#### [Your instructions]
Copy out the lines that have "mean" in them.

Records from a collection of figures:
▼
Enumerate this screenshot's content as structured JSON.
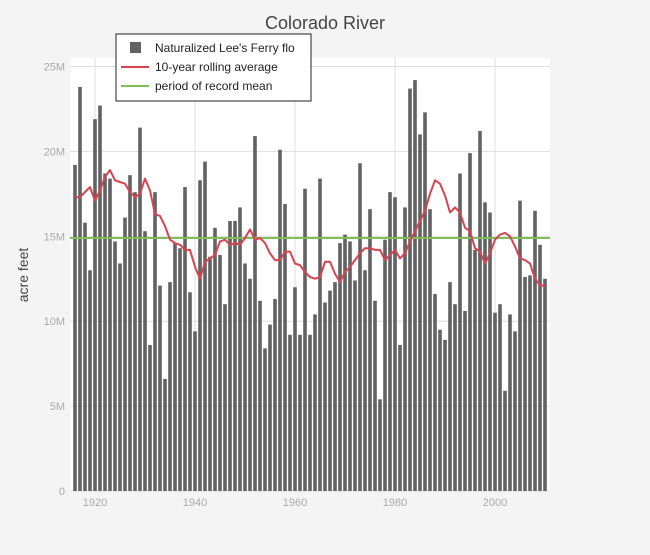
{
  "chart_data": {
    "type": "bar",
    "title": "Colorado River",
    "xlabel": "",
    "ylabel": "acre feet",
    "xlim": [
      1915,
      2011
    ],
    "ylim": [
      0,
      25500000
    ],
    "x_ticks": [
      1920,
      1940,
      1960,
      1980,
      2000
    ],
    "x_tick_labels": [
      "1920",
      "1940",
      "1960",
      "1980",
      "2000"
    ],
    "y_ticks": [
      0,
      5000000,
      10000000,
      15000000,
      20000000,
      25000000
    ],
    "y_tick_labels": [
      "0",
      "5M",
      "10M",
      "15M",
      "20M",
      "25M"
    ],
    "grid": true,
    "legend_position": "top-left",
    "colors": {
      "bars": "#626262",
      "rolling": "#d9434f",
      "mean": "#7fbf5a",
      "plot_bg": "#ffffff",
      "page_bg": "#f4f4f4",
      "grid": "#dedede",
      "text": "#444444",
      "tick": "#aaaaaa"
    },
    "series": [
      {
        "name": "Naturalized Lee's Ferry flo",
        "kind": "bar",
        "x": [
          1916,
          1917,
          1918,
          1919,
          1920,
          1921,
          1922,
          1923,
          1924,
          1925,
          1926,
          1927,
          1928,
          1929,
          1930,
          1931,
          1932,
          1933,
          1934,
          1935,
          1936,
          1937,
          1938,
          1939,
          1940,
          1941,
          1942,
          1943,
          1944,
          1945,
          1946,
          1947,
          1948,
          1949,
          1950,
          1951,
          1952,
          1953,
          1954,
          1955,
          1956,
          1957,
          1958,
          1959,
          1960,
          1961,
          1962,
          1963,
          1964,
          1965,
          1966,
          1967,
          1968,
          1969,
          1970,
          1971,
          1972,
          1973,
          1974,
          1975,
          1976,
          1977,
          1978,
          1979,
          1980,
          1981,
          1982,
          1983,
          1984,
          1985,
          1986,
          1987,
          1988,
          1989,
          1990,
          1991,
          1992,
          1993,
          1994,
          1995,
          1996,
          1997,
          1998,
          1999,
          2000,
          2001,
          2002,
          2003,
          2004,
          2005,
          2006,
          2007,
          2008,
          2009,
          2010
        ],
        "values": [
          19200000,
          23800000,
          15800000,
          13000000,
          21900000,
          22700000,
          18700000,
          18400000,
          14700000,
          13400000,
          16100000,
          18600000,
          17600000,
          21400000,
          15300000,
          8600000,
          17600000,
          12100000,
          6600000,
          12300000,
          14600000,
          14300000,
          17900000,
          11700000,
          9400000,
          18300000,
          19400000,
          13800000,
          15500000,
          13900000,
          11000000,
          15900000,
          15900000,
          16700000,
          13400000,
          12500000,
          20900000,
          11200000,
          8400000,
          9800000,
          11300000,
          20100000,
          16900000,
          9200000,
          12000000,
          9200000,
          17800000,
          9200000,
          10400000,
          18400000,
          11100000,
          11800000,
          12300000,
          14600000,
          15100000,
          14700000,
          12400000,
          19300000,
          13000000,
          16600000,
          11200000,
          5400000,
          14800000,
          17600000,
          17300000,
          8600000,
          16700000,
          23700000,
          24200000,
          21000000,
          22300000,
          16600000,
          11600000,
          9500000,
          8900000,
          12300000,
          11000000,
          18700000,
          10600000,
          19900000,
          14200000,
          21200000,
          17000000,
          16400000,
          10500000,
          11000000,
          5900000,
          10400000,
          9400000,
          17100000,
          12600000,
          12700000,
          16500000,
          14500000,
          12500000
        ]
      },
      {
        "name": "10-year rolling average",
        "kind": "line",
        "x": [
          1916,
          1917,
          1918,
          1919,
          1920,
          1921,
          1922,
          1923,
          1924,
          1925,
          1926,
          1927,
          1928,
          1929,
          1930,
          1931,
          1932,
          1933,
          1934,
          1935,
          1936,
          1937,
          1938,
          1939,
          1940,
          1941,
          1942,
          1943,
          1944,
          1945,
          1946,
          1947,
          1948,
          1949,
          1950,
          1951,
          1952,
          1953,
          1954,
          1955,
          1956,
          1957,
          1958,
          1959,
          1960,
          1961,
          1962,
          1963,
          1964,
          1965,
          1966,
          1967,
          1968,
          1969,
          1970,
          1971,
          1972,
          1973,
          1974,
          1975,
          1976,
          1977,
          1978,
          1979,
          1980,
          1981,
          1982,
          1983,
          1984,
          1985,
          1986,
          1987,
          1988,
          1989,
          1990,
          1991,
          1992,
          1993,
          1994,
          1995,
          1996,
          1997,
          1998,
          1999,
          2000,
          2001,
          2002,
          2003,
          2004,
          2005,
          2006,
          2007,
          2008,
          2009,
          2010
        ],
        "values": [
          17300000,
          17300000,
          17600000,
          17900000,
          17100000,
          17700000,
          18500000,
          18900000,
          18300000,
          18200000,
          18100000,
          17600000,
          17300000,
          17500000,
          18400000,
          17700000,
          16300000,
          16200000,
          15600000,
          14800000,
          14600000,
          14500000,
          14200000,
          14200000,
          13200000,
          12500000,
          13500000,
          13700000,
          13900000,
          14700000,
          14800000,
          14500000,
          14600000,
          14500000,
          14900000,
          15400000,
          14800000,
          14900000,
          14600000,
          14000000,
          13600000,
          13600000,
          14100000,
          14100000,
          13400000,
          13300000,
          12900000,
          12600000,
          12500000,
          12600000,
          13500000,
          13500000,
          12800000,
          12300000,
          12900000,
          13200000,
          13600000,
          14000000,
          14300000,
          14300000,
          14200000,
          14200000,
          13600000,
          13900000,
          14200000,
          13700000,
          14000000,
          14700000,
          15300000,
          15900000,
          16500000,
          17500000,
          18300000,
          18100000,
          17400000,
          16400000,
          16700000,
          16400000,
          15500000,
          15300000,
          14300000,
          14100000,
          13400000,
          14000000,
          14800000,
          15100000,
          15200000,
          15000000,
          14400000,
          13700000,
          13600000,
          13400000,
          12500000,
          12100000,
          12100000
        ]
      },
      {
        "name": "period of record mean",
        "kind": "hline",
        "value": 14900000
      }
    ]
  }
}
▲
#### [Correct result]
      "mean": "#7fbf5a",
        "name": "period of record mean",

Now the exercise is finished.